| REQUEST |
Return each entry exactly, omitting nothing.

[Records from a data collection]
= = = =

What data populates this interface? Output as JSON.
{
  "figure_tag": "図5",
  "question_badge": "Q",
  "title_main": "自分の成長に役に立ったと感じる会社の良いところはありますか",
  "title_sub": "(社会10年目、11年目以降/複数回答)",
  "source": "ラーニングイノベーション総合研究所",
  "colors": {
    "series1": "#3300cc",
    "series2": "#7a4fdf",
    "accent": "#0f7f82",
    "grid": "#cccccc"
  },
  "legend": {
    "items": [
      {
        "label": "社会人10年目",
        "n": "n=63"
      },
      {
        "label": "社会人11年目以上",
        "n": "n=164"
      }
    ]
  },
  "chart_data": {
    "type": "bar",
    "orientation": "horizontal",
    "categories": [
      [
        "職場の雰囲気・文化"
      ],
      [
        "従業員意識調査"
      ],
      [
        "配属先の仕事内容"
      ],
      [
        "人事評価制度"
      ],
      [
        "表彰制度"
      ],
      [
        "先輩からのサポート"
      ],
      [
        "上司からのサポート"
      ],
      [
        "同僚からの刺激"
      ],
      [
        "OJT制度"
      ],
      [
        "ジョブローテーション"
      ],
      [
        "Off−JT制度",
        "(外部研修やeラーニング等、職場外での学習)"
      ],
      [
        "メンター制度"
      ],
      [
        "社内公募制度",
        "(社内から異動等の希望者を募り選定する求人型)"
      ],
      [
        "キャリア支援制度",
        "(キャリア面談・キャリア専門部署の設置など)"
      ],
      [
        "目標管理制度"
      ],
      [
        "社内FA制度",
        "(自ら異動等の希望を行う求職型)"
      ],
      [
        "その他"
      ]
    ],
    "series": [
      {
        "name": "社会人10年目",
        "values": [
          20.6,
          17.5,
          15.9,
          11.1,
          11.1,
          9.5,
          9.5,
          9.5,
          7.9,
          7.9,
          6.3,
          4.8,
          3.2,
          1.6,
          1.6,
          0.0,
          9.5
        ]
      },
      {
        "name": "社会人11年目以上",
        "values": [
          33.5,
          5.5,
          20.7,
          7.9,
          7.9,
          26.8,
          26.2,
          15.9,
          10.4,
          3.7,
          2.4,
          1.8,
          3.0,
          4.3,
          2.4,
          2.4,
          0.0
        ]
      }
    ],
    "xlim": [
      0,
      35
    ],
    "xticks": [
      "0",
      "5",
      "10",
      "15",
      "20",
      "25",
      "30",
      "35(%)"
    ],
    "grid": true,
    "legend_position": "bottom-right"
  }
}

= = = =

| EXERCISE ANSWER |
What data populates this interface? Output as JSON.
{
  "figure_tag": "図5",
  "question_badge": "Q",
  "title_main": "自分の成長に役に立ったと感じる会社の良いところはありますか",
  "title_sub": "(社会10年目、11年目以降/複数回答)",
  "source": "ラーニングイノベーション総合研究所",
  "colors": {
    "series1": "#3300cc",
    "series2": "#7a4fdf",
    "accent": "#0f7f82",
    "grid": "#cccccc"
  },
  "legend": {
    "items": [
      {
        "label": "社会人10年目",
        "n": "n=63"
      },
      {
        "label": "社会人11年目以上",
        "n": "n=164"
      }
    ]
  },
  "chart_data": {
    "type": "bar",
    "orientation": "horizontal",
    "categories": [
      [
        "職場の雰囲気・文化"
      ],
      [
        "従業員意識調査"
      ],
      [
        "配属先の仕事内容"
      ],
      [
        "人事評価制度"
      ],
      [
        "表彰制度"
      ],
      [
        "先輩からのサポート"
      ],
      [
        "上司からのサポート"
      ],
      [
        "同僚からの刺激"
      ],
      [
        "OJT制度"
      ],
      [
        "ジョブローテーション"
      ],
      [
        "Off−JT制度",
        "(外部研修やeラーニング等、職場外での学習)"
      ],
      [
        "メンター制度"
      ],
      [
        "社内公募制度",
        "(社内から異動等の希望者を募り選定する求人型)"
      ],
      [
        "キャリア支援制度",
        "(キャリア面談・キャリア専門部署の設置など)"
      ],
      [
        "目標管理制度"
      ],
      [
        "社内FA制度",
        "(自ら異動等の希望を行う求職型)"
      ],
      [
        "その他"
      ]
    ],
    "series": [
      {
        "name": "社会人10年目",
        "values": [
          20.6,
          17.5,
          15.9,
          11.1,
          11.1,
          9.5,
          9.5,
          9.5,
          7.9,
          7.9,
          6.3,
          4.8,
          3.2,
          1.6,
          1.6,
          0.0,
          9.5
        ]
      },
      {
        "name": "社会人11年目以上",
        "values": [
          33.5,
          5.5,
          20.7,
          7.9,
          7.9,
          26.8,
          26.2,
          15.9,
          10.4,
          3.7,
          2.4,
          1.8,
          3.0,
          4.3,
          2.4,
          2.4,
          0.0
        ]
      }
    ],
    "xlim": [
      0,
      35
    ],
    "xticks": [
      "0",
      "5",
      "10",
      "15",
      "20",
      "25",
      "30",
      "35(%)"
    ],
    "grid": true,
    "legend_position": "bottom-right"
  }
}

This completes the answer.